The entries below should be transcribed in their entirety, exactly as written.

* _Entries provided_:

╭──

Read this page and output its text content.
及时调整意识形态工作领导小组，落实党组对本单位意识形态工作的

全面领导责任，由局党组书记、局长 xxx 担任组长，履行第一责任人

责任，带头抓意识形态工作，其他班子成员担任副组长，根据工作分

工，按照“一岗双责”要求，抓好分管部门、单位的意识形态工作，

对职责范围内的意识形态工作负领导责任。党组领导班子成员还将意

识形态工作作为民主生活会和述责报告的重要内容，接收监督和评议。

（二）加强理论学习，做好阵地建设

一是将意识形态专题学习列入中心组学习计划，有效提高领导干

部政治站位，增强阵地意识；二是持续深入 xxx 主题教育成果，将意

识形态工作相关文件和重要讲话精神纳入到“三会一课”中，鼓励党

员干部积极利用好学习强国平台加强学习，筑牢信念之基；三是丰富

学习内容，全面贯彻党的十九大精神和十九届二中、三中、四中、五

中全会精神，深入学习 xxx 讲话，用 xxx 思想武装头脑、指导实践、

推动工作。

╰──

* _Result of this exercise_:
Read this page and output its text content.
及时调整意识形态工作领导小组，落实党组对本单位意识形态工作的

全面领导责任，由局党组书记、局长 xxx 担任组长，履行第一责任人

责任，带头抓意识形态工作，其他班子成员担任副组长，根据工作分

工，按照“一岗双责”要求，抓好分管部门、单位的意识形态工作，

对职责范围内的意识形态工作负领导责任。党组领导班子成员还将意

识形态工作作为民主生活会和述责报告的重要内容，接收监督和评议。

（二）加强理论学习，做好阵地建设

一是将意识形态专题学习列入中心组学习计划，有效提高领导干

部政治站位，增强阵地意识；二是持续深入 xxx 主题教育成果，将意

识形态工作相关文件和重要讲话精神纳入到“三会一课”中，鼓励党

员干部积极利用好学习强国平台加强学习，筑牢信念之基；三是丰富

学习内容，全面贯彻党的十九大精神和十九届二中、三中、四中、五

中全会精神，深入学习 xxx 讲话，用 xxx 思想武装头脑、指导实践、

推动工作。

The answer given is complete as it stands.